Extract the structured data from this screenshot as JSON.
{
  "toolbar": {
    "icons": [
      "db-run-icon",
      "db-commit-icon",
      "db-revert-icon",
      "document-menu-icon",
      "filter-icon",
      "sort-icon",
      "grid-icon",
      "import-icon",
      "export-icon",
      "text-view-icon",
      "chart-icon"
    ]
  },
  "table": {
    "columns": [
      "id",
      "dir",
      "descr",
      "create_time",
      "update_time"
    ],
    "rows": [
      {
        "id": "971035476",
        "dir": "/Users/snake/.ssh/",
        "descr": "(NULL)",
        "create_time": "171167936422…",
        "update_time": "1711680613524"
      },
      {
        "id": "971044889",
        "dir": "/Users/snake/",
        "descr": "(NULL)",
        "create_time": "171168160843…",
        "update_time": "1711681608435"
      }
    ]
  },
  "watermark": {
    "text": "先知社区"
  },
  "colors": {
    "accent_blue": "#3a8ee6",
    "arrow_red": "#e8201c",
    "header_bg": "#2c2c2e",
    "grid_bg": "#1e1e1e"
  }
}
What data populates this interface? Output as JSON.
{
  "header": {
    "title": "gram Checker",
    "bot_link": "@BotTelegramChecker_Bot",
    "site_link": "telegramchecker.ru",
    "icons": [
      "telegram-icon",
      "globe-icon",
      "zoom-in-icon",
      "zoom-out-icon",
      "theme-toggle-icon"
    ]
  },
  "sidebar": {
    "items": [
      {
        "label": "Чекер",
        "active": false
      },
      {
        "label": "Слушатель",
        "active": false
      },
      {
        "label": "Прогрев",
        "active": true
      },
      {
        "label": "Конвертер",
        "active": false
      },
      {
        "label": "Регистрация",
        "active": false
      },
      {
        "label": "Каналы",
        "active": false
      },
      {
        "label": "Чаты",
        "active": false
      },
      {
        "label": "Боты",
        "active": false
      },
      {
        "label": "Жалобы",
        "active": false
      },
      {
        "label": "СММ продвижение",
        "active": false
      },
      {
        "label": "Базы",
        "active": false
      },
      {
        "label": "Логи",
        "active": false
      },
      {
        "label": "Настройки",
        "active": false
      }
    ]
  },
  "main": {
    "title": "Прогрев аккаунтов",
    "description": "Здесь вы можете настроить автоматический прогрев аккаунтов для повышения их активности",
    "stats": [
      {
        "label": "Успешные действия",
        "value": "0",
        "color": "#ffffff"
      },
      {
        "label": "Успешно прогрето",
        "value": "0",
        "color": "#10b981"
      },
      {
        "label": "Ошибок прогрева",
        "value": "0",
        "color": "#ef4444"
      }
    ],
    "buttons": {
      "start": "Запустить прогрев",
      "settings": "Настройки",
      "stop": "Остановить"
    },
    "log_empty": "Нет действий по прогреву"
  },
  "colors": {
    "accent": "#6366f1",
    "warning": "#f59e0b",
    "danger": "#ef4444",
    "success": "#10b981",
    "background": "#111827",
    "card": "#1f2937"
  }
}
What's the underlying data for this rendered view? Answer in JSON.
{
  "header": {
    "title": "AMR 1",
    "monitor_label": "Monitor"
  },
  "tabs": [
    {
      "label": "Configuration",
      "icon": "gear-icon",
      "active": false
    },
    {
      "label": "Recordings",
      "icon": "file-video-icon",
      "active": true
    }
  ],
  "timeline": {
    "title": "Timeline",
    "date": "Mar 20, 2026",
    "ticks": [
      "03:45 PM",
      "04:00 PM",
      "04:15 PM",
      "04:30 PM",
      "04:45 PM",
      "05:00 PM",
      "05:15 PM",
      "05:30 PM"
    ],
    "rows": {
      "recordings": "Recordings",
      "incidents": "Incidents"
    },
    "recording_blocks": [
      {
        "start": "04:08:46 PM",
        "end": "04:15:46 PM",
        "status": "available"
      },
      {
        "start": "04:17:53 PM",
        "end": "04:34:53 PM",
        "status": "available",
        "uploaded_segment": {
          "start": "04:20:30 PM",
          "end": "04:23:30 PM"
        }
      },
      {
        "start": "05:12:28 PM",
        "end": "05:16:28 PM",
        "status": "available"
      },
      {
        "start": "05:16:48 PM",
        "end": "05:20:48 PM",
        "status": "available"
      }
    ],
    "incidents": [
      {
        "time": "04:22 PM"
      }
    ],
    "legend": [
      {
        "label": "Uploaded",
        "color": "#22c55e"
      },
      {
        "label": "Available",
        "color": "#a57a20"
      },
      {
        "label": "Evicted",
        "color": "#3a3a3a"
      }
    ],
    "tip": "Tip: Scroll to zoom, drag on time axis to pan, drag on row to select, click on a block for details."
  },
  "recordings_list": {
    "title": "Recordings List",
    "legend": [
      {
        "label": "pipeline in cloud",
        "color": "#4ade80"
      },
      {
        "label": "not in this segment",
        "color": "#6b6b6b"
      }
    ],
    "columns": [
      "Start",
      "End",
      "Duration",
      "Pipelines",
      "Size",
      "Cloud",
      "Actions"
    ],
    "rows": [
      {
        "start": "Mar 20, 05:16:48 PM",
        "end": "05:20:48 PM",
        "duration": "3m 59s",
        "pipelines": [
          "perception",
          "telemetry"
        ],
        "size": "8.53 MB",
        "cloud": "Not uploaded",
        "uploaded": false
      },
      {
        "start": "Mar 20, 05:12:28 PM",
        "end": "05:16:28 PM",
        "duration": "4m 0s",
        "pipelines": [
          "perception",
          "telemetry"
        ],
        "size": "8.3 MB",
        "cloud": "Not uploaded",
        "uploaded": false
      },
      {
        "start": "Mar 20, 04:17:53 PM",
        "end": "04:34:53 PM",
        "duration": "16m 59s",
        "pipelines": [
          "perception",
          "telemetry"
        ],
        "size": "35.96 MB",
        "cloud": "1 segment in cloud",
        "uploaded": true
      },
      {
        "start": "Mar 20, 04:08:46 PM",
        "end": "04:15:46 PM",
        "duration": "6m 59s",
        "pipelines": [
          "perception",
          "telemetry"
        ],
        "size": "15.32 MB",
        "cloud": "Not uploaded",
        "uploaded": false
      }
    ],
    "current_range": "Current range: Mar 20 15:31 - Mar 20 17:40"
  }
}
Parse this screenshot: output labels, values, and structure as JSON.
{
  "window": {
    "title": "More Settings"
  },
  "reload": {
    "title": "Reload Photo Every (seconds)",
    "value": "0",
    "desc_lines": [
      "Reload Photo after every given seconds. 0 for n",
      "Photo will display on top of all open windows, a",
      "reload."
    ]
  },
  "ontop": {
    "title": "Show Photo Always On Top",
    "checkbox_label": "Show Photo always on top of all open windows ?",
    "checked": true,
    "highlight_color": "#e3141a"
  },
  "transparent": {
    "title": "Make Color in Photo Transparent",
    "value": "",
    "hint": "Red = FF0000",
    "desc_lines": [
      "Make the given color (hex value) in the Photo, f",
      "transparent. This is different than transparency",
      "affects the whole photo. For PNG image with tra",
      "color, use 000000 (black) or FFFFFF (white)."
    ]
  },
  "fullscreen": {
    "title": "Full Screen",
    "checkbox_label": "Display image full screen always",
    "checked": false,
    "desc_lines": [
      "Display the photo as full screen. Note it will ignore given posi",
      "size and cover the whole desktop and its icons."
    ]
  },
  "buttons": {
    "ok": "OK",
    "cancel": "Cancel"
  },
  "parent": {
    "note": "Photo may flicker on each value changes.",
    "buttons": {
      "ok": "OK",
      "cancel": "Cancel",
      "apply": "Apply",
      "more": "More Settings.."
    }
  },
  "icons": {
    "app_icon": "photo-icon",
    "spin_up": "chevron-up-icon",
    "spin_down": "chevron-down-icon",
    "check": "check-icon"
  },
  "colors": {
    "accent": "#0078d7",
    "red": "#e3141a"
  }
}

TASK REQUIREMENTS:
Reproduce the material above without altering a single character.

FINAL RESULT:
Extract the structured data from this screenshot as JSON.
{
  "toolbar": {
    "icons": [
      "db-run-icon",
      "db-commit-icon",
      "db-revert-icon",
      "document-menu-icon",
      "filter-icon",
      "sort-icon",
      "grid-icon",
      "import-icon",
      "export-icon",
      "text-view-icon",
      "chart-icon"
    ]
  },
  "table": {
    "columns": [
      "id",
      "dir",
      "descr",
      "create_time",
      "update_time"
    ],
    "rows": [
      {
        "id": "971035476",
        "dir": "/Users/snake/.ssh/",
        "descr": "(NULL)",
        "create_time": "171167936422…",
        "update_time": "1711680613524"
      },
      {
        "id": "971044889",
        "dir": "/Users/snake/",
        "descr": "(NULL)",
        "create_time": "171168160843…",
        "update_time": "1711681608435"
      }
    ]
  },
  "watermark": {
    "text": "先知社区"
  },
  "colors": {
    "accent_blue": "#3a8ee6",
    "arrow_red": "#e8201c",
    "header_bg": "#2c2c2e",
    "grid_bg": "#1e1e1e"
  }
}
What data populates this interface? Output as JSON.
{
  "header": {
    "title": "gram Checker",
    "bot_link": "@BotTelegramChecker_Bot",
    "site_link": "telegramchecker.ru",
    "icons": [
      "telegram-icon",
      "globe-icon",
      "zoom-in-icon",
      "zoom-out-icon",
      "theme-toggle-icon"
    ]
  },
  "sidebar": {
    "items": [
      {
        "label": "Чекер",
        "active": false
      },
      {
        "label": "Слушатель",
        "active": false
      },
      {
        "label": "Прогрев",
        "active": true
      },
      {
        "label": "Конвертер",
        "active": false
      },
      {
        "label": "Регистрация",
        "active": false
      },
      {
        "label": "Каналы",
        "active": false
      },
      {
        "label": "Чаты",
        "active": false
      },
      {
        "label": "Боты",
        "active": false
      },
      {
        "label": "Жалобы",
        "active": false
      },
      {
        "label": "СММ продвижение",
        "active": false
      },
      {
        "label": "Базы",
        "active": false
      },
      {
        "label": "Логи",
        "active": false
      },
      {
        "label": "Настройки",
        "active": false
      }
    ]
  },
  "main": {
    "title": "Прогрев аккаунтов",
    "description": "Здесь вы можете настроить автоматический прогрев аккаунтов для повышения их активности",
    "stats": [
      {
        "label": "Успешные действия",
        "value": "0",
        "color": "#ffffff"
      },
      {
        "label": "Успешно прогрето",
        "value": "0",
        "color": "#10b981"
      },
      {
        "label": "Ошибок прогрева",
        "value": "0",
        "color": "#ef4444"
      }
    ],
    "buttons": {
      "start": "Запустить прогрев",
      "settings": "Настройки",
      "stop": "Остановить"
    },
    "log_empty": "Нет действий по прогреву"
  },
  "colors": {
    "accent": "#6366f1",
    "warning": "#f59e0b",
    "danger": "#ef4444",
    "success": "#10b981",
    "background": "#111827",
    "card": "#1f2937"
  }
}
What's the underlying data for this rendered view? Answer in JSON.
{
  "header": {
    "title": "AMR 1",
    "monitor_label": "Monitor"
  },
  "tabs": [
    {
      "label": "Configuration",
      "icon": "gear-icon",
      "active": false
    },
    {
      "label": "Recordings",
      "icon": "file-video-icon",
      "active": true
    }
  ],
  "timeline": {
    "title": "Timeline",
    "date": "Mar 20, 2026",
    "ticks": [
      "03:45 PM",
      "04:00 PM",
      "04:15 PM",
      "04:30 PM",
      "04:45 PM",
      "05:00 PM",
      "05:15 PM",
      "05:30 PM"
    ],
    "rows": {
      "recordings": "Recordings",
      "incidents": "Incidents"
    },
    "recording_blocks": [
      {
        "start": "04:08:46 PM",
        "end": "04:15:46 PM",
        "status": "available"
      },
      {
        "start": "04:17:53 PM",
        "end": "04:34:53 PM",
        "status": "available",
        "uploaded_segment": {
          "start": "04:20:30 PM",
          "end": "04:23:30 PM"
        }
      },
      {
        "start": "05:12:28 PM",
        "end": "05:16:28 PM",
        "status": "available"
      },
      {
        "start": "05:16:48 PM",
        "end": "05:20:48 PM",
        "status": "available"
      }
    ],
    "incidents": [
      {
        "time": "04:22 PM"
      }
    ],
    "legend": [
      {
        "label": "Uploaded",
        "color": "#22c55e"
      },
      {
        "label": "Available",
        "color": "#a57a20"
      },
      {
        "label": "Evicted",
        "color": "#3a3a3a"
      }
    ],
    "tip": "Tip: Scroll to zoom, drag on time axis to pan, drag on row to select, click on a block for details."
  },
  "recordings_list": {
    "title": "Recordings List",
    "legend": [
      {
        "label": "pipeline in cloud",
        "color": "#4ade80"
      },
      {
        "label": "not in this segment",
        "color": "#6b6b6b"
      }
    ],
    "columns": [
      "Start",
      "End",
      "Duration",
      "Pipelines",
      "Size",
      "Cloud",
      "Actions"
    ],
    "rows": [
      {
        "start": "Mar 20, 05:16:48 PM",
        "end": "05:20:48 PM",
        "duration": "3m 59s",
        "pipelines": [
          "perception",
          "telemetry"
        ],
        "size": "8.53 MB",
        "cloud": "Not uploaded",
        "uploaded": false
      },
      {
        "start": "Mar 20, 05:12:28 PM",
        "end": "05:16:28 PM",
        "duration": "4m 0s",
        "pipelines": [
          "perception",
          "telemetry"
        ],
        "size": "8.3 MB",
        "cloud": "Not uploaded",
        "uploaded": false
      },
      {
        "start": "Mar 20, 04:17:53 PM",
        "end": "04:34:53 PM",
        "duration": "16m 59s",
        "pipelines": [
          "perception",
          "telemetry"
        ],
        "size": "35.96 MB",
        "cloud": "1 segment in cloud",
        "uploaded": true
      },
      {
        "start": "Mar 20, 04:08:46 PM",
        "end": "04:15:46 PM",
        "duration": "6m 59s",
        "pipelines": [
          "perception",
          "telemetry"
        ],
        "size": "15.32 MB",
        "cloud": "Not uploaded",
        "uploaded": false
      }
    ],
    "current_range": "Current range: Mar 20 15:31 - Mar 20 17:40"
  }
}
Parse this screenshot: output labels, values, and structure as JSON.
{
  "window": {
    "title": "More Settings"
  },
  "reload": {
    "title": "Reload Photo Every (seconds)",
    "value": "0",
    "desc_lines": [
      "Reload Photo after every given seconds. 0 for n",
      "Photo will display on top of all open windows, a",
      "reload."
    ]
  },
  "ontop": {
    "title": "Show Photo Always On Top",
    "checkbox_label": "Show Photo always on top of all open windows ?",
    "checked": true,
    "highlight_color": "#e3141a"
  },
  "transparent": {
    "title": "Make Color in Photo Transparent",
    "value": "",
    "hint": "Red = FF0000",
    "desc_lines": [
      "Make the given color (hex value) in the Photo, f",
      "transparent. This is different than transparency",
      "affects the whole photo. For PNG image with tra",
      "color, use 000000 (black) or FFFFFF (white)."
    ]
  },
  "fullscreen": {
    "title": "Full Screen",
    "checkbox_label": "Display image full screen always",
    "checked": false,
    "desc_lines": [
      "Display the photo as full screen. Note it will ignore given posi",
      "size and cover the whole desktop and its icons."
    ]
  },
  "buttons": {
    "ok": "OK",
    "cancel": "Cancel"
  },
  "parent": {
    "note": "Photo may flicker on each value changes.",
    "buttons": {
      "ok": "OK",
      "cancel": "Cancel",
      "apply": "Apply",
      "more": "More Settings.."
    }
  },
  "icons": {
    "app_icon": "photo-icon",
    "spin_up": "chevron-up-icon",
    "spin_down": "chevron-down-icon",
    "check": "check-icon"
  },
  "colors": {
    "accent": "#0078d7",
    "red": "#e3141a"
  }
}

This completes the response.